## GIVEN REQUEST:
Write out all of the data below again, substituting "stats-button" for each "analytics-button" and leaving everything else unchanged. Omit the pictures from your answer.

---------- MATERIAL FOR THIS EXERCISE

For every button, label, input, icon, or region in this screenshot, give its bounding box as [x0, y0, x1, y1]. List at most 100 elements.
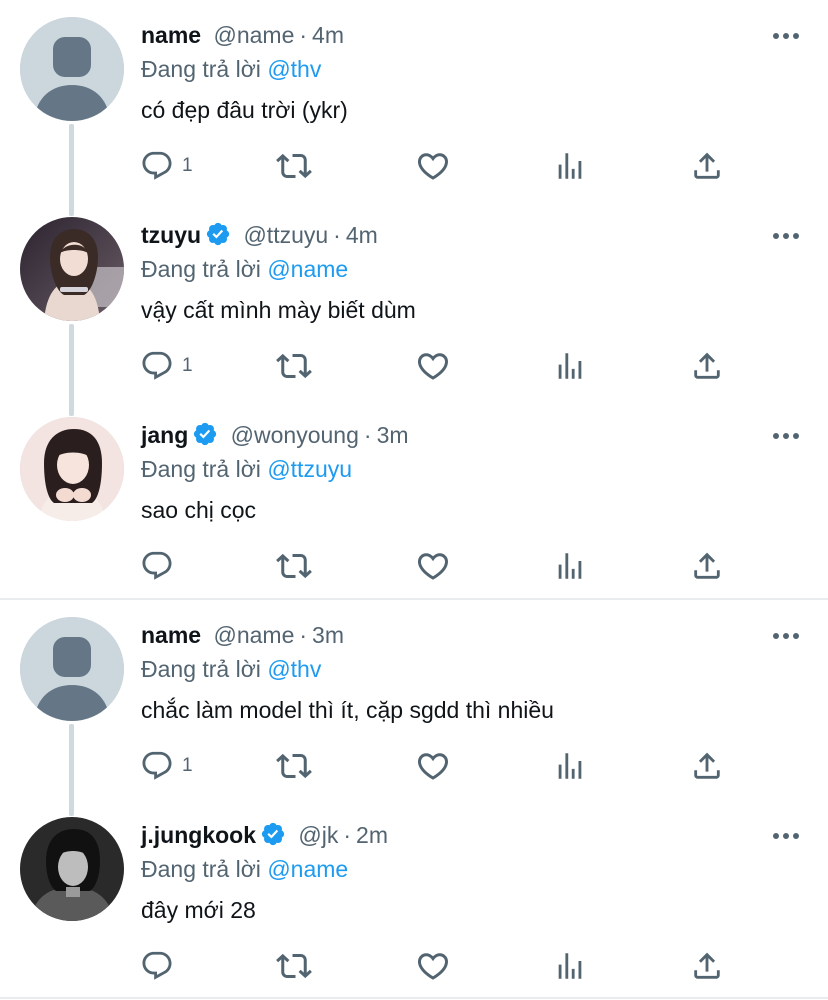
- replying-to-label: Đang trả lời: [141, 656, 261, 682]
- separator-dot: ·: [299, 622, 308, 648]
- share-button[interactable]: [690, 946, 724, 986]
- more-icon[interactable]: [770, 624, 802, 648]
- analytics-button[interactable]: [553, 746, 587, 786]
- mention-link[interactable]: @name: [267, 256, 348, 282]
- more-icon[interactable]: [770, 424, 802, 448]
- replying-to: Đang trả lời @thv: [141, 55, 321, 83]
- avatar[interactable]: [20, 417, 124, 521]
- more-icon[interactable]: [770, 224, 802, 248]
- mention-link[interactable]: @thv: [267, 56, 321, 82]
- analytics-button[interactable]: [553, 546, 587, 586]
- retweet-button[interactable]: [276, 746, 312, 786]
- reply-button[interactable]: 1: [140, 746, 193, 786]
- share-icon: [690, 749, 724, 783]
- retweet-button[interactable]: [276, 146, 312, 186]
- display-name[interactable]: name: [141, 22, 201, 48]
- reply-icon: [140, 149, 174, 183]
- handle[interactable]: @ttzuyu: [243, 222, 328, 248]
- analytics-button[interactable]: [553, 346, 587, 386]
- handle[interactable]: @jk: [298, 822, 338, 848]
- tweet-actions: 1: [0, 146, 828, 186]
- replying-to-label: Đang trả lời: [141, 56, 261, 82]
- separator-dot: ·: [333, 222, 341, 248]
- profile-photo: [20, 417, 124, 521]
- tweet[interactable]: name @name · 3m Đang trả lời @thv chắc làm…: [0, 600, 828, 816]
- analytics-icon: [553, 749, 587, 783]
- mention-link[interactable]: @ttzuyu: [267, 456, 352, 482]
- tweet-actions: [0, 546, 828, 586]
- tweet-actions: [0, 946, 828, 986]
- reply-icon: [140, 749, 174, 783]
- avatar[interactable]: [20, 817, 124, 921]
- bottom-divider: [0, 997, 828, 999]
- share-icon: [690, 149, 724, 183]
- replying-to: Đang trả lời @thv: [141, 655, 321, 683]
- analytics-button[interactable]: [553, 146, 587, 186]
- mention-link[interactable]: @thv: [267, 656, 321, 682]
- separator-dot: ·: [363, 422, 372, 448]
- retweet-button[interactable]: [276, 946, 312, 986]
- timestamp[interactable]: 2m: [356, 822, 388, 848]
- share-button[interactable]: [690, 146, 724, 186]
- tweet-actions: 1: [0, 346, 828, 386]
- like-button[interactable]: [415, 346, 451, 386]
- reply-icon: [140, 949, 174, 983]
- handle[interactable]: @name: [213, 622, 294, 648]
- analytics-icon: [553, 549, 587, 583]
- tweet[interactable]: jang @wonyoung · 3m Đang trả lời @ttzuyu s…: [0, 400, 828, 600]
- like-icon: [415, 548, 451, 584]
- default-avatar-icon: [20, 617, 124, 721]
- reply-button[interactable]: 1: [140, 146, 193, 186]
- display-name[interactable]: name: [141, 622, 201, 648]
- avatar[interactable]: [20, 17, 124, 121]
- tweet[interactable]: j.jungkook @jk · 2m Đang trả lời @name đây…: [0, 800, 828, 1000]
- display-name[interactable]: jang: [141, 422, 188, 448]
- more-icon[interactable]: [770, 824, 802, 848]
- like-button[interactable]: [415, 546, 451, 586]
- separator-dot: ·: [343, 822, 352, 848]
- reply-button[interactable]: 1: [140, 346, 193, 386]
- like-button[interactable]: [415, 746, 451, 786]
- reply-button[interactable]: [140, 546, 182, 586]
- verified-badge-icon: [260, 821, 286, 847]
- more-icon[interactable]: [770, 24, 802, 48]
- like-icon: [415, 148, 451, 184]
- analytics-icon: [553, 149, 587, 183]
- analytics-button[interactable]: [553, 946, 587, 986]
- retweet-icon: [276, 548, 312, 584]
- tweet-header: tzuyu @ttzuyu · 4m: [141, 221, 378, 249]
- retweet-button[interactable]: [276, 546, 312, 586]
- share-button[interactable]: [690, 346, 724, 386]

--------------------

## OUTPUT:
For every button, label, input, icon, or region in this screenshot, give its bounding box as [x0, y0, x1, y1]. List at most 100 elements.
- replying-to-label: Đang trả lời: [141, 656, 261, 682]
- separator-dot: ·: [299, 622, 308, 648]
- share-button[interactable]: [690, 946, 724, 986]
- more-icon[interactable]: [770, 624, 802, 648]
- stats-button[interactable]: [553, 746, 587, 786]
- mention-link[interactable]: @name: [267, 256, 348, 282]
- more-icon[interactable]: [770, 424, 802, 448]
- replying-to: Đang trả lời @thv: [141, 55, 321, 83]
- avatar[interactable]: [20, 417, 124, 521]
- more-icon[interactable]: [770, 224, 802, 248]
- mention-link[interactable]: @thv: [267, 56, 321, 82]
- stats-button[interactable]: [553, 546, 587, 586]
- retweet-button[interactable]: [276, 746, 312, 786]
- reply-button[interactable]: 1: [140, 746, 193, 786]
- share-icon: [690, 749, 724, 783]
- retweet-button[interactable]: [276, 146, 312, 186]
- display-name[interactable]: name: [141, 22, 201, 48]
- reply-icon: [140, 149, 174, 183]
- handle[interactable]: @ttzuyu: [243, 222, 328, 248]
- stats-button[interactable]: [553, 346, 587, 386]
- handle[interactable]: @jk: [298, 822, 338, 848]
- tweet-actions: 1: [0, 146, 828, 186]
- replying-to-label: Đang trả lời: [141, 56, 261, 82]
- separator-dot: ·: [333, 222, 341, 248]
- profile-photo: [20, 417, 124, 521]
- tweet[interactable]: name @name · 3m Đang trả lời @thv chắc làm…: [0, 600, 828, 816]
- analytics-icon: [553, 749, 587, 783]
- mention-link[interactable]: @ttzuyu: [267, 456, 352, 482]
- tweet-actions: [0, 546, 828, 586]
- tweet-actions: [0, 946, 828, 986]
- reply-icon: [140, 749, 174, 783]
- avatar[interactable]: [20, 817, 124, 921]
- bottom-divider: [0, 997, 828, 999]
- share-icon: [690, 149, 724, 183]
- replying-to: Đang trả lời @thv: [141, 655, 321, 683]
- stats-button[interactable]: [553, 146, 587, 186]
- mention-link[interactable]: @thv: [267, 656, 321, 682]
- separator-dot: ·: [363, 422, 372, 448]
- retweet-button[interactable]: [276, 946, 312, 986]
- timestamp[interactable]: 2m: [356, 822, 388, 848]
- share-button[interactable]: [690, 146, 724, 186]
- tweet-actions: 1: [0, 346, 828, 386]
- like-button[interactable]: [415, 346, 451, 386]
- reply-icon: [140, 949, 174, 983]
- handle[interactable]: @name: [213, 622, 294, 648]
- analytics-icon: [553, 549, 587, 583]
- tweet[interactable]: jang @wonyoung · 3m Đang trả lời @ttzuyu s…: [0, 400, 828, 600]
- like-icon: [415, 548, 451, 584]
- default-avatar-icon: [20, 617, 124, 721]
- reply-button[interactable]: 1: [140, 146, 193, 186]
- display-name[interactable]: name: [141, 622, 201, 648]
- avatar[interactable]: [20, 17, 124, 121]
- tweet[interactable]: j.jungkook @jk · 2m Đang trả lời @name đây…: [0, 800, 828, 1000]
- display-name[interactable]: jang: [141, 422, 188, 448]
- more-icon[interactable]: [770, 824, 802, 848]
- like-button[interactable]: [415, 546, 451, 586]
- separator-dot: ·: [343, 822, 352, 848]
- reply-button[interactable]: 1: [140, 346, 193, 386]
- like-button[interactable]: [415, 746, 451, 786]
- reply-button[interactable]: [140, 546, 182, 586]
- verified-badge-icon: [260, 821, 286, 847]
- more-icon[interactable]: [770, 24, 802, 48]
- like-icon: [415, 148, 451, 184]
- analytics-icon: [553, 149, 587, 183]
- stats-button[interactable]: [553, 946, 587, 986]
- retweet-icon: [276, 548, 312, 584]
- tweet-header: tzuyu @ttzuyu · 4m: [141, 221, 378, 249]
- retweet-button[interactable]: [276, 546, 312, 586]
- share-button[interactable]: [690, 346, 724, 386]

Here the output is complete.